WRITTEN TASK A
Reproduce the listing below word for word, from its first line up to and including the line with "70, 935, 100]".

PAGE
>>>>>

Without Agile and DevOps, teams are contending with their personal experience, personal background, and individual expectations trying to put the world on their backs to move mountains.
While we want everyone to bring their personal skills and expertise to the table, constantly trying to figure out how to get individuals to work together seamlessly poses almost no value to a business or the market.
What is the Difference Between DevOps and Traditional Software Development?
By now, most people have a sense of how DevOps works differently than typical development methods. This document has differences on the basis of its concepts, mechanism, and operation. DevOps is highly efficient at integrating technology with the development of new technologies. Traditionally, developers look to test while operations prepare documents for the testing process. The operations team doesn't really know what's going on, they develop and monitor the plan themselves.
In a more traditional approach, software deployments are going to be a large and grandiose event. Multiple individuals from different teams will be pulled together to spectate or participate in the event. Project Management will ensure that time is carved out in schedules to accommodate pre-planning, executing, and postmortem activities to fully capture every facet of what happened on launch day.
In my experience, if you are asking the question "How do I accelerate development?" then you are probably using a more traditional development approach.
"Traditional" software development will fall into one of two categories: Waterfall or IC (Implementation Chaos).
Waterfall: hen working in waterfall, perpetual checkpoints are introduced into delivery called Milestones. Everyone on the project is rushing to deliver against Milestones regardless of the complexity of their project. There are nearly and infinite number of ways to deliver any of these milestones and rarely does anyone on the team really own anything substantial. The first thing to suffer here is quality.

<<<<<

RECORDED INFORMATION
>>>>>

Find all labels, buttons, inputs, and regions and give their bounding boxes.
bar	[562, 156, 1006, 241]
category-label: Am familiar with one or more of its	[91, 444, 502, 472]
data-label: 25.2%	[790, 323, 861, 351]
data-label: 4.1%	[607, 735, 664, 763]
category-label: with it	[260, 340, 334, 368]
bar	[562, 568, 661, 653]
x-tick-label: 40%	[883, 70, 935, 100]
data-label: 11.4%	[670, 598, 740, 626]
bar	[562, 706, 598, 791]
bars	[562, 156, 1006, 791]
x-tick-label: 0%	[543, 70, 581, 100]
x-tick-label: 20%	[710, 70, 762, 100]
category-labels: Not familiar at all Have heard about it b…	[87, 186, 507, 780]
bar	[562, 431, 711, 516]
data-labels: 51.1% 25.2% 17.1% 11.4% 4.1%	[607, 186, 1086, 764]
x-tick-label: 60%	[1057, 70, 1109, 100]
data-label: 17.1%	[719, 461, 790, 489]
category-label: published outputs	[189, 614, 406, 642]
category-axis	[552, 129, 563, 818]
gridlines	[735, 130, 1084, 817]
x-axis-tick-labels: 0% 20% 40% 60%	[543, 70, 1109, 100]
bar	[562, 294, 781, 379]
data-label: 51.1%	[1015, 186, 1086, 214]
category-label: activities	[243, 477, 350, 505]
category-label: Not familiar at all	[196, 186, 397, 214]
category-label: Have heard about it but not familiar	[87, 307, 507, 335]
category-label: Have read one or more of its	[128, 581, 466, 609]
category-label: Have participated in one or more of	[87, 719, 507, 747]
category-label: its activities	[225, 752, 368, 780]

<<<<<

WRITTEN TASK B
List everything that, according to the DevOps passage above, teams are contending with when they work without Agile and DevOps.

ANSWER A
Find all labels, buttons, inputs, and regions and give their bounding boxes.
bar	[562, 156, 1006, 241]
category-label: Am familiar with one or more of its	[91, 444, 502, 472]
data-label: 25.2%	[790, 323, 861, 351]
data-label: 4.1%	[607, 735, 664, 763]
category-label: with it	[260, 340, 334, 368]
bar	[562, 568, 661, 653]
x-tick-label: 40%	[883, 70, 935, 100]

ANSWER B
- personal experience
- personal background
- individual expectations